» Data:
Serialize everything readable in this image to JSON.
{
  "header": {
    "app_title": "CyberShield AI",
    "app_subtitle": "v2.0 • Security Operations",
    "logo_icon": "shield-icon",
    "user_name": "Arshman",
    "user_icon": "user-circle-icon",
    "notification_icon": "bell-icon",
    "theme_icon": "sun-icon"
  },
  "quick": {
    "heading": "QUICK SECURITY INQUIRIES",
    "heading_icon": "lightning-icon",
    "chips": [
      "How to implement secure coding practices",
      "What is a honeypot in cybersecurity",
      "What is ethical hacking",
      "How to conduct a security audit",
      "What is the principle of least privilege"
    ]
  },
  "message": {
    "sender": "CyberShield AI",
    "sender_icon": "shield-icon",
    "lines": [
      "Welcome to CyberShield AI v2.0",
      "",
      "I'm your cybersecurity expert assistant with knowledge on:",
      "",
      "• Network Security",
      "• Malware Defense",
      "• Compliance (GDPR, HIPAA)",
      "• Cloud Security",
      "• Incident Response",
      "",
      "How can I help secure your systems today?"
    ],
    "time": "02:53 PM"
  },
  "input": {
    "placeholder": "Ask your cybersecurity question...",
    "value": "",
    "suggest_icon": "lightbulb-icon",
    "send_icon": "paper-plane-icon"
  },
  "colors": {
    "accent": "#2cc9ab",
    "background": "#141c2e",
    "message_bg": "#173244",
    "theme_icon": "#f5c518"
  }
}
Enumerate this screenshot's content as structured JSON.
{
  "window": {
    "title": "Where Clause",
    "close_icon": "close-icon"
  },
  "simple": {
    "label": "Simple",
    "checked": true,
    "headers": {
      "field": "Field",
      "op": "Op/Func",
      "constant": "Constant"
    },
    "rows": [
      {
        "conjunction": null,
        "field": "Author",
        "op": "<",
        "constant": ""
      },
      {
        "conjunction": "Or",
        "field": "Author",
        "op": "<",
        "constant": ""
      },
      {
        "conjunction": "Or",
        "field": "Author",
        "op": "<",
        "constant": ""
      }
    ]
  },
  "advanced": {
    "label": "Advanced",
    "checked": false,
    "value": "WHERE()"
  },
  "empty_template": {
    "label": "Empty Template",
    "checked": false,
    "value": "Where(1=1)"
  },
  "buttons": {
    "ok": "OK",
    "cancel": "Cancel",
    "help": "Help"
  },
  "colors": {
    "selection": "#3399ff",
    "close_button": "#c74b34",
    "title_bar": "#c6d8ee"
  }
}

» Objective: Find the line containing "Enumerate this screenshot's". Reproduce it exactly, along with every line after it through the last.

» Finished task:
Enumerate this screenshot's content as structured JSON.
{
  "window": {
    "title": "Where Clause",
    "close_icon": "close-icon"
  },
  "simple": {
    "label": "Simple",
    "checked": true,
    "headers": {
      "field": "Field",
      "op": "Op/Func",
      "constant": "Constant"
    },
    "rows": [
      {
        "conjunction": null,
        "field": "Author",
        "op": "<",
        "constant": ""
      },
      {
        "conjunction": "Or",
        "field": "Author",
        "op": "<",
        "constant": ""
      },
      {
        "conjunction": "Or",
        "field": "Author",
        "op": "<",
        "constant": ""
      }
    ]
  },
  "advanced": {
    "label": "Advanced",
    "checked": false,
    "value": "WHERE()"
  },
  "empty_template": {
    "label": "Empty Template",
    "checked": false,
    "value": "Where(1=1)"
  },
  "buttons": {
    "ok": "OK",
    "cancel": "Cancel",
    "help": "Help"
  },
  "colors": {
    "selection": "#3399ff",
    "close_button": "#c74b34",
    "title_bar": "#c6d8ee"
  }
}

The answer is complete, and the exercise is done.